=== Reading text ===
WAGNER: DIE MEISTERSINGER VON NüRNBERG (RCA Victor; 5 LPs). There is no single coruscating star unless it is Conductor Joseph Keilberth, who makes the long score snap with life rarely caught even when recorded, as this was, during a performance (the opening of the rebuilt National Theater in Munich). Basses Otto Wiener and Hans Hotter give their well-established interpretations as Hans Sachs and Veit Pogner, but the freshest voices belong to two Americans, Soprano Claire Watson as Eva and Tenor Jess Thomas as Walther.

CINEMA

THE OVERCOAT. In this virtually flawless Russian film based on Gogol’s classic story, Roland Bykov is superb as the nondescript clerk for whom a new overcoat becomes a matter of life and death.

A BOY TEN FEET TALL. An orphaned British lad (Fergus McClelland) wandering alone through Africa falls in with a grizzled old diamond poacher (Edward G. Robinson) in a crackling adventure story with the charm of Huck Finn and the ruggedness of a Hemingway safari.

THE TRAIN. Boxcars full of French art are the rolling stock of Director John Frankenheimer’s muscular World War II drama about a Nazi colonel (Paul Scofield) and a Resistance leader (Burt Lancaster) playing tug-of-war with trains.

DIARY OF A CHAMBERMAID. As a Parisian servant girl employed in a French provincial home, Jeanne Moreau grapples with family skeletons and smoothly finds her way through the murkier passages of a bleak, bitter satire directed by Luis Buñuel (Viridiand).

THE SOUND OF MUSIC. The Richard Rodgers-Oscar Hammerstein operetta looses a landslide of sentimental song, but its most spectacular effects are achieved by Julie Andrews and the Tyrolean Alps.

RED DESERT. A wasteland created by heavy industry pollutes the psyche of a young wife (Monica Vitti) in Director Michelangelo Antonioni’s first color film.

HOW TO MURDER YOUR WIFE. Uxoricidal impulses, batted around with a slapstick by Jack Lemmon as a reluctant husband, Terry-Thomas as his woman-hating Man Friday, and Italy’s Virna Lisi as the superfluous lady.

MARRIAGE-ITALIAN STYLE. After 20 years of fun, a pastry merchant (Marcello Mastroianni) discovers that his homeloving harlot (Sophia Loren) has hoarded up enough wild oats for a wedding cake.
=== Extracted material ===
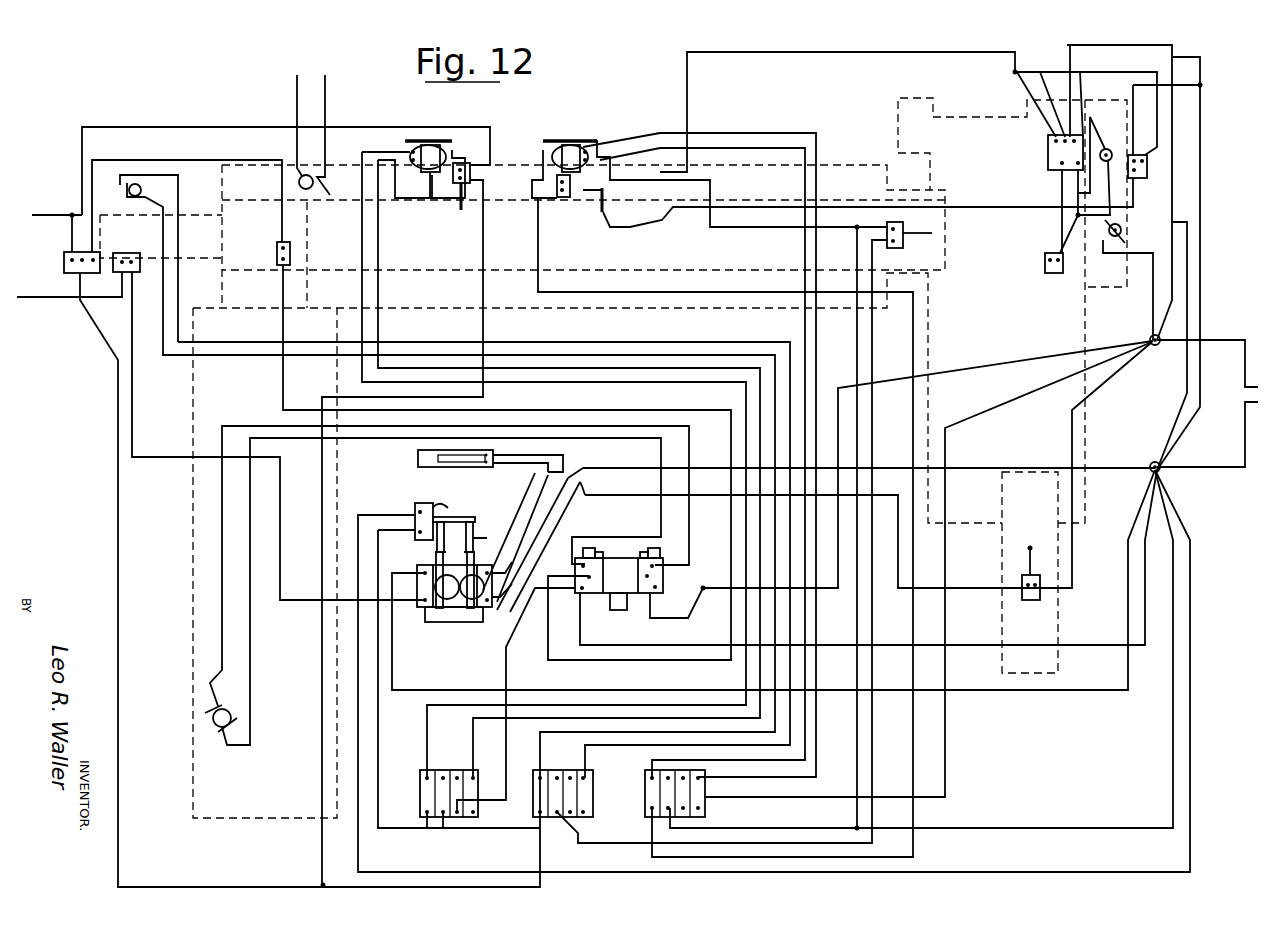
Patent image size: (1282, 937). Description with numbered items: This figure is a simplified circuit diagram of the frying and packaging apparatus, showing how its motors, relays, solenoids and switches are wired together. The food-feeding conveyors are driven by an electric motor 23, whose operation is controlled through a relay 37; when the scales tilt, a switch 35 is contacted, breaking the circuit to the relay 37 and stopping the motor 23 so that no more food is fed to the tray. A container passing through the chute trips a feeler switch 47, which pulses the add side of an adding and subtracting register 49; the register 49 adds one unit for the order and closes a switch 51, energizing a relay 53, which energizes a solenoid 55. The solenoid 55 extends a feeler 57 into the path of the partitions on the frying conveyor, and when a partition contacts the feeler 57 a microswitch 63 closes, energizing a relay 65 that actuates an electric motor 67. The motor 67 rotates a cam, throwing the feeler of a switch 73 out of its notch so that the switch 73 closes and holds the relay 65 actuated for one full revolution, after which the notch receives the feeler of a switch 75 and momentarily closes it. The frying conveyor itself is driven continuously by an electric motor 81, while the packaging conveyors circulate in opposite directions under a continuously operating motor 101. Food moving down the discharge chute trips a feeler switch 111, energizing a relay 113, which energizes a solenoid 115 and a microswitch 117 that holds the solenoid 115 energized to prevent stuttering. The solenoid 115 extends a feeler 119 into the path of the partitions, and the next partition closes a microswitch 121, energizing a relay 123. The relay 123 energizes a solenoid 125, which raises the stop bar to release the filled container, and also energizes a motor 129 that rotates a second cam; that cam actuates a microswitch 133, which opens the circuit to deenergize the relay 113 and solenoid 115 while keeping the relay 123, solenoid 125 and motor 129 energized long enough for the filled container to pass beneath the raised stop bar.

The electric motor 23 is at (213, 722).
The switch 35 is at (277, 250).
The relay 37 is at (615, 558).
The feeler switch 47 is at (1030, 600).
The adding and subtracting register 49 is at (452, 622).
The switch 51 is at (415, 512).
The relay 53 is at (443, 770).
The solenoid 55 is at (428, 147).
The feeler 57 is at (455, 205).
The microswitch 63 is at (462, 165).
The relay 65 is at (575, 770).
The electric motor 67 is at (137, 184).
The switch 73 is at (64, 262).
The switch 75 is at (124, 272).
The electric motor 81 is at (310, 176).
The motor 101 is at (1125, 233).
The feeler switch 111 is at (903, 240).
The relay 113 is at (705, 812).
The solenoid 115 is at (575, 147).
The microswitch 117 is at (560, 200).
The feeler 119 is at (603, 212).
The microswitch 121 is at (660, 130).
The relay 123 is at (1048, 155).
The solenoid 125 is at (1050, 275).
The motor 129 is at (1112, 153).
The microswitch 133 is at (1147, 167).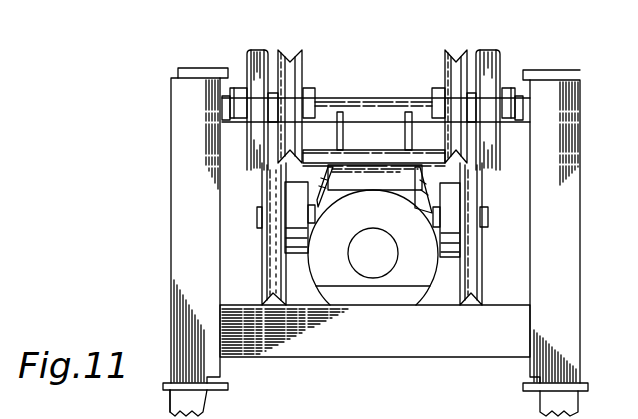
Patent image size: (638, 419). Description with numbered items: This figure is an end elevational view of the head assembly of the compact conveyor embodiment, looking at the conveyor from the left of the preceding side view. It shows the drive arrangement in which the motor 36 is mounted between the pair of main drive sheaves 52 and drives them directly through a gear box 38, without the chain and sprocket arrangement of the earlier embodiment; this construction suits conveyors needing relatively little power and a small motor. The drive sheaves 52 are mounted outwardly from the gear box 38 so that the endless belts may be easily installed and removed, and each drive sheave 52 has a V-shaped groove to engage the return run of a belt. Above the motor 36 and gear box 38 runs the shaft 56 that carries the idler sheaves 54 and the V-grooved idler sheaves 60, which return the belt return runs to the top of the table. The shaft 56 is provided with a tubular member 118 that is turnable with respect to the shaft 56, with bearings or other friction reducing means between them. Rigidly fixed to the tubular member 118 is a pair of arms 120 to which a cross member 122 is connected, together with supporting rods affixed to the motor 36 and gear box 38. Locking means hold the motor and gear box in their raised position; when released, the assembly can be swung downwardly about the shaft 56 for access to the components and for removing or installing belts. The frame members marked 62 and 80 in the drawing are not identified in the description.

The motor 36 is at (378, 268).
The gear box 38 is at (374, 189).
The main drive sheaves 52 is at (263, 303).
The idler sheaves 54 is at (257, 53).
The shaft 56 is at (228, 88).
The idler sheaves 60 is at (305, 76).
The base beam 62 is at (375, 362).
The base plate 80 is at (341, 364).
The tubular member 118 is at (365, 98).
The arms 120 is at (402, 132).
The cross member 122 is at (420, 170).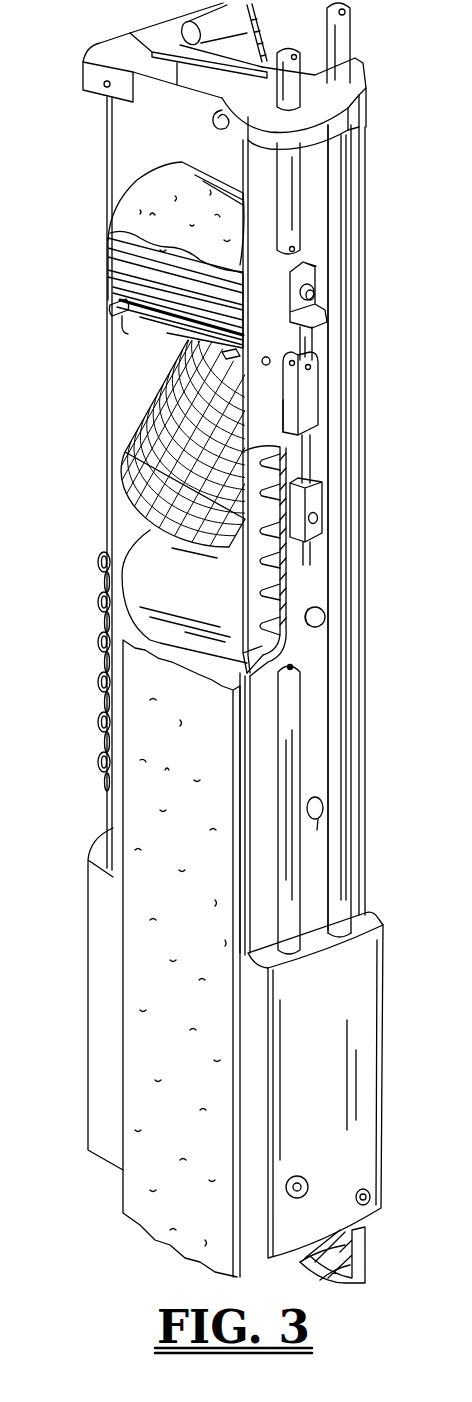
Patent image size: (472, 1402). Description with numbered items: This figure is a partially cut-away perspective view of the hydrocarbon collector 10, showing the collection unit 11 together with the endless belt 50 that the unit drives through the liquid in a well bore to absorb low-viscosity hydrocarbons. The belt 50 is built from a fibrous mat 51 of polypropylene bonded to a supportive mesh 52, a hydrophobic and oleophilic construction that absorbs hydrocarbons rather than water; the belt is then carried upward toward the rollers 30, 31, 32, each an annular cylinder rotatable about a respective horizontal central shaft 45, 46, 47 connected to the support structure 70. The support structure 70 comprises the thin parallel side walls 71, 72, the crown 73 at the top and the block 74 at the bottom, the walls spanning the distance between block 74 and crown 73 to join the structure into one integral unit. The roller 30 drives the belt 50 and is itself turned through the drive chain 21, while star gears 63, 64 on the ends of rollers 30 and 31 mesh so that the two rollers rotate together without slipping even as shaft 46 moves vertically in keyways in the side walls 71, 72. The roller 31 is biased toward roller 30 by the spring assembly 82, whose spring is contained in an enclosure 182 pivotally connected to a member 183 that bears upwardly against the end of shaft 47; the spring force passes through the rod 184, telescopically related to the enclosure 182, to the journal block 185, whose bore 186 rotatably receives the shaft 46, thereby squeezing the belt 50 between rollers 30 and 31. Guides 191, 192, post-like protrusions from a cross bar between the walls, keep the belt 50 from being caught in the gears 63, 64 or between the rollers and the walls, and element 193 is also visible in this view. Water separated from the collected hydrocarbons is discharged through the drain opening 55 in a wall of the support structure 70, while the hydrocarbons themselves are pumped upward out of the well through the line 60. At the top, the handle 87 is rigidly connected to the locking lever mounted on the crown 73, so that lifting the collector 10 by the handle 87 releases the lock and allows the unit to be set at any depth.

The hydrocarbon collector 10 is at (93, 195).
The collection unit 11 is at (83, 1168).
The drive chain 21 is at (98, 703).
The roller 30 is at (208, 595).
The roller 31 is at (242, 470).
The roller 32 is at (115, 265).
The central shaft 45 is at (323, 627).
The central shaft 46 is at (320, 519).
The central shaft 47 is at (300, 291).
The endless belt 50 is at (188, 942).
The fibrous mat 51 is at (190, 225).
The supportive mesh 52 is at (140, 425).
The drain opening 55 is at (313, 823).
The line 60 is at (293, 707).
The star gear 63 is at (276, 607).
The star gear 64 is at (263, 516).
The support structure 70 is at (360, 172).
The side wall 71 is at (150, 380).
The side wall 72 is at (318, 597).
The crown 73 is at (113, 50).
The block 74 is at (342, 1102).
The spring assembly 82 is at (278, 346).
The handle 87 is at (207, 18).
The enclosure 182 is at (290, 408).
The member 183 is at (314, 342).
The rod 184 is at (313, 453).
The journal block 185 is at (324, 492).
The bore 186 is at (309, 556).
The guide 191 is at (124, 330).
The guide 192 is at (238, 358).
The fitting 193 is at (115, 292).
===
### What to do
(a) Based on the review listings, decide whether each statement agrees with the text, answering yes or no and quoting the deciding words. (i) The Meistersinger recording was made during a performance at the opening of the rebuilt National Theater in Munich. (ii) The Overcoat is based on a story by Tolstoy. (iii) Red Desert is Michelangelo Antonioni's first color film.
(b) Write the next part of the review listings, starting after the entry for MARRIAGE-ITALIAN STYLE.

### Final answers
(a)
(i) Yes: "recorded, as this was, during a performance (the opening of the rebuilt National Theater in Munich)."
(ii) No: "based on Gogol’s classic story."
(iii) Yes: "in Director Michelangelo Antonioni’s first color film."

(b)
ZORBA THE GREEK. The heart and soul of Nikos Kazantzakis’ novel are brought roaringly to life by Anthony Quinn as the wicked old brute who teaches a timid essayist (Alan Bates) to put away his books and plunge into real trouble.

BOOKS

Best Reading

THE MAN WHO LOVED CHILDREN, by Christina Stead. This singular novel of family life was considered too intemperate when it was first published in 1940. Now, countless case studies later, Miss Stead’s distillation of the warfare between neurotic parents rings terrifyingly true.

CASTLE KEEP, by William Eastlake. A medieval castle deep in the Ardennes Forest is occupied by a decadent count, his child-wife, and a bumbling, boondoggling bunch of G.I.s who find themselves squarely in the path of the German thrust for Bastogne. Interweaving satire, tragedy and gothic mystery, Novelist Eastlake has created a surreal small masterpiece.

MY SHADOW RAN FAST, by Bill Sands. Sentenced to “one year to life” on three counts of armed robbery, rebellious Convict Sands was rehabilitated almost overnight by Clinton T. Duffy, the crusading warden of San Quentin. He now crisscrosses the U.S. trying to convince other convicts to go “square.”

THE FAMILY MOSKAT, by Isaac Bashevis Singer. The story of a rich Warsaw family, told with richness and scope reminiscent of the great 19th century Russian novels. Singer, too often tagged as “the master of Yiddish prose,” ranks among the best contemporary novelists in any language.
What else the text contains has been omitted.